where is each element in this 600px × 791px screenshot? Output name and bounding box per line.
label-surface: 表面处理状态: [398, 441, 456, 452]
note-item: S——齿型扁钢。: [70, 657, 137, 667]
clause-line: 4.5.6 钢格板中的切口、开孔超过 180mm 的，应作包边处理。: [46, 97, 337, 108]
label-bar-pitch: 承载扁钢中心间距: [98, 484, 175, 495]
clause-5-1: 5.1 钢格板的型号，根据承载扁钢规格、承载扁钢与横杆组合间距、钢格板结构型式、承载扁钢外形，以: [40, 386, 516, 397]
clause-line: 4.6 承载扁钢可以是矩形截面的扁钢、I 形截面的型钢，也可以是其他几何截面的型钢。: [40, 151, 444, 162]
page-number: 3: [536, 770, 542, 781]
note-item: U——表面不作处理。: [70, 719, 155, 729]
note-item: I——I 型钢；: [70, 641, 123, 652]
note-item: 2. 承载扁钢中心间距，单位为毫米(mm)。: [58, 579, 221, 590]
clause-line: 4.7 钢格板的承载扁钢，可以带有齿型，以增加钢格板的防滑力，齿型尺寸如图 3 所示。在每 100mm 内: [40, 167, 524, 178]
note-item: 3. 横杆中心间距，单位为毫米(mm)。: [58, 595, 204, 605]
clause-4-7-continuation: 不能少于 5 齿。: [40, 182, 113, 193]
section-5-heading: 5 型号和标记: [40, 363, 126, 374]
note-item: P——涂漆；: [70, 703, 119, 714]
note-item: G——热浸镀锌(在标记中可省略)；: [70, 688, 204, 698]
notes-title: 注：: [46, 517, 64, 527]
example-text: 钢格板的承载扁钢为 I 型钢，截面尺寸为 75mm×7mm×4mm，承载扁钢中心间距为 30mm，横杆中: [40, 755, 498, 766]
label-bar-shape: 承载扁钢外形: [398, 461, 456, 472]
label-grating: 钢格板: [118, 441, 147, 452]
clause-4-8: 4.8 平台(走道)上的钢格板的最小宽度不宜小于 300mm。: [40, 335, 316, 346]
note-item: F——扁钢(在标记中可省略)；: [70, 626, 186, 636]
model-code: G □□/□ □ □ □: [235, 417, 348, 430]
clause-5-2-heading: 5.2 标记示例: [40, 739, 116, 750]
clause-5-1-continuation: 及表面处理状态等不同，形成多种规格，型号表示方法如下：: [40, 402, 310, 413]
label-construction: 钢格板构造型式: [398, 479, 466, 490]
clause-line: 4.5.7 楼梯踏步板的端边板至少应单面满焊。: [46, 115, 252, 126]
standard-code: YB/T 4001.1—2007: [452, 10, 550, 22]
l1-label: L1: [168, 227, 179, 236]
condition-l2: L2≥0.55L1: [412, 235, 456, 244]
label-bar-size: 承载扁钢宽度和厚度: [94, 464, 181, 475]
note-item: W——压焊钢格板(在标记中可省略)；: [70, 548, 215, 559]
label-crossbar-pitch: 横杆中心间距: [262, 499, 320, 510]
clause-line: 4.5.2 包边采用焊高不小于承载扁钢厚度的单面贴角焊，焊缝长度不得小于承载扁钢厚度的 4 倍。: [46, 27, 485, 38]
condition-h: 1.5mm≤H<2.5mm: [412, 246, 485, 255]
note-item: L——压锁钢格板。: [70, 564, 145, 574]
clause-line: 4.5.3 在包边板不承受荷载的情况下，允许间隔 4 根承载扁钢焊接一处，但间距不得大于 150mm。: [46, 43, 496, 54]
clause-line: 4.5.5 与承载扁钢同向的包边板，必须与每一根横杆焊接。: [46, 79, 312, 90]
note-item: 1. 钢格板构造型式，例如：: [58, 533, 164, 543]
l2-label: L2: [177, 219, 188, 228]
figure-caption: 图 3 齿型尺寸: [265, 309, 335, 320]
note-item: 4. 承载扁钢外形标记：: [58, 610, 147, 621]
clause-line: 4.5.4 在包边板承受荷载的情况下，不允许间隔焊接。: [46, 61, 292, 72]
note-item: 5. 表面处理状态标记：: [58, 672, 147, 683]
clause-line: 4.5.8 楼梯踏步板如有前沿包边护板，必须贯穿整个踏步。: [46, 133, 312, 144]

YOUR GOAL:
Please convert every line of the records above into a JSON list of strings, one string per line, and leave out any blank lines.

THE OUTPUT:
[
  "where is each element in this 600px × 791px screenshot? Output name and bounding box per line.",
  "label-surface: 表面处理状态: [398, 441, 456, 452]",
  "note-item: S——齿型扁钢。: [70, 657, 137, 667]",
  "clause-line: 4.5.6 钢格板中的切口、开孔超过 180mm 的，应作包边处理。: [46, 97, 337, 108]",
  "label-bar-pitch: 承载扁钢中心间距: [98, 484, 175, 495]",
  "clause-5-1: 5.1 钢格板的型号，根据承载扁钢规格、承载扁钢与横杆组合间距、钢格板结构型式、承载扁钢外形，以: [40, 386, 516, 397]",
  "clause-line: 4.6 承载扁钢可以是矩形截面的扁钢、I 形截面的型钢，也可以是其他几何截面的型钢。: [40, 151, 444, 162]",
  "page-number: 3: [536, 770, 542, 781]",
  "note-item: U——表面不作处理。: [70, 719, 155, 729]",
  "note-item: I——I 型钢；: [70, 641, 123, 652]",
  "note-item: 2. 承载扁钢中心间距，单位为毫米(mm)。: [58, 579, 221, 590]",
  "clause-line: 4.7 钢格板的承载扁钢，可以带有齿型，以增加钢格板的防滑力，齿型尺寸如图 3 所示。在每 100mm 内: [40, 167, 524, 178]",
  "note-item: 3. 横杆中心间距，单位为毫米(mm)。: [58, 595, 204, 605]",
  "clause-4-7-continuation: 不能少于 5 齿。: [40, 182, 113, 193]",
  "section-5-heading: 5 型号和标记: [40, 363, 126, 374]",
  "note-item: P——涂漆；: [70, 703, 119, 714]",
  "note-item: G——热浸镀锌(在标记中可省略)；: [70, 688, 204, 698]",
  "notes-title: 注：: [46, 517, 64, 527]",
  "example-text: 钢格板的承载扁钢为 I 型钢，截面尺寸为 75mm×7mm×4mm，承载扁钢中心间距为 30mm，横杆中: [40, 755, 498, 766]",
  "label-bar-shape: 承载扁钢外形: [398, 461, 456, 472]",
  "label-grating: 钢格板: [118, 441, 147, 452]",
  "clause-4-8: 4.8 平台(走道)上的钢格板的最小宽度不宜小于 300mm。: [40, 335, 316, 346]",
  "note-item: F——扁钢(在标记中可省略)；: [70, 626, 186, 636]",
  "model-code: G □□/□ □ □ □: [235, 417, 348, 430]",
  "clause-5-2-heading: 5.2 标记示例: [40, 739, 116, 750]",
  "clause-5-1-continuation: 及表面处理状态等不同，形成多种规格，型号表示方法如下：: [40, 402, 310, 413]",
  "label-construction: 钢格板构造型式: [398, 479, 466, 490]",
  "clause-line: 4.5.7 楼梯踏步板的端边板至少应单面满焊。: [46, 115, 252, 126]",
  "standard-code: YB/T 4001.1—2007: [452, 10, 550, 22]",
  "l1-label: L1: [168, 227, 179, 236]",
  "condition-l2: L2≥0.55L1: [412, 235, 456, 244]",
  "label-bar-size: 承载扁钢宽度和厚度: [94, 464, 181, 475]",
  "note-item: W——压焊钢格板(在标记中可省略)；: [70, 548, 215, 559]",
  "label-crossbar-pitch: 横杆中心间距: [262, 499, 320, 510]",
  "clause-line: 4.5.2 包边采用焊高不小于承载扁钢厚度的单面贴角焊，焊缝长度不得小于承载扁钢厚度的 4 倍。: [46, 27, 485, 38]",
  "condition-h: 1.5mm≤H<2.5mm: [412, 246, 485, 255]",
  "note-item: L——压锁钢格板。: [70, 564, 145, 574]",
  "clause-line: 4.5.3 在包边板不承受荷载的情况下，允许间隔 4 根承载扁钢焊接一处，但间距不得大于 150mm。: [46, 43, 496, 54]",
  "clause-line: 4.5.5 与承载扁钢同向的包边板，必须与每一根横杆焊接。: [46, 79, 312, 90]",
  "note-item: 1. 钢格板构造型式，例如：: [58, 533, 164, 543]",
  "l2-label: L2: [177, 219, 188, 228]",
  "figure-caption: 图 3 齿型尺寸: [265, 309, 335, 320]",
  "note-item: 4. 承载扁钢外形标记：: [58, 610, 147, 621]",
  "clause-line: 4.5.4 在包边板承受荷载的情况下，不允许间隔焊接。: [46, 61, 292, 72]",
  "note-item: 5. 表面处理状态标记：: [58, 672, 147, 683]",
  "clause-line: 4.5.8 楼梯踏步板如有前沿包边护板，必须贯穿整个踏步。: [46, 133, 312, 144]"
]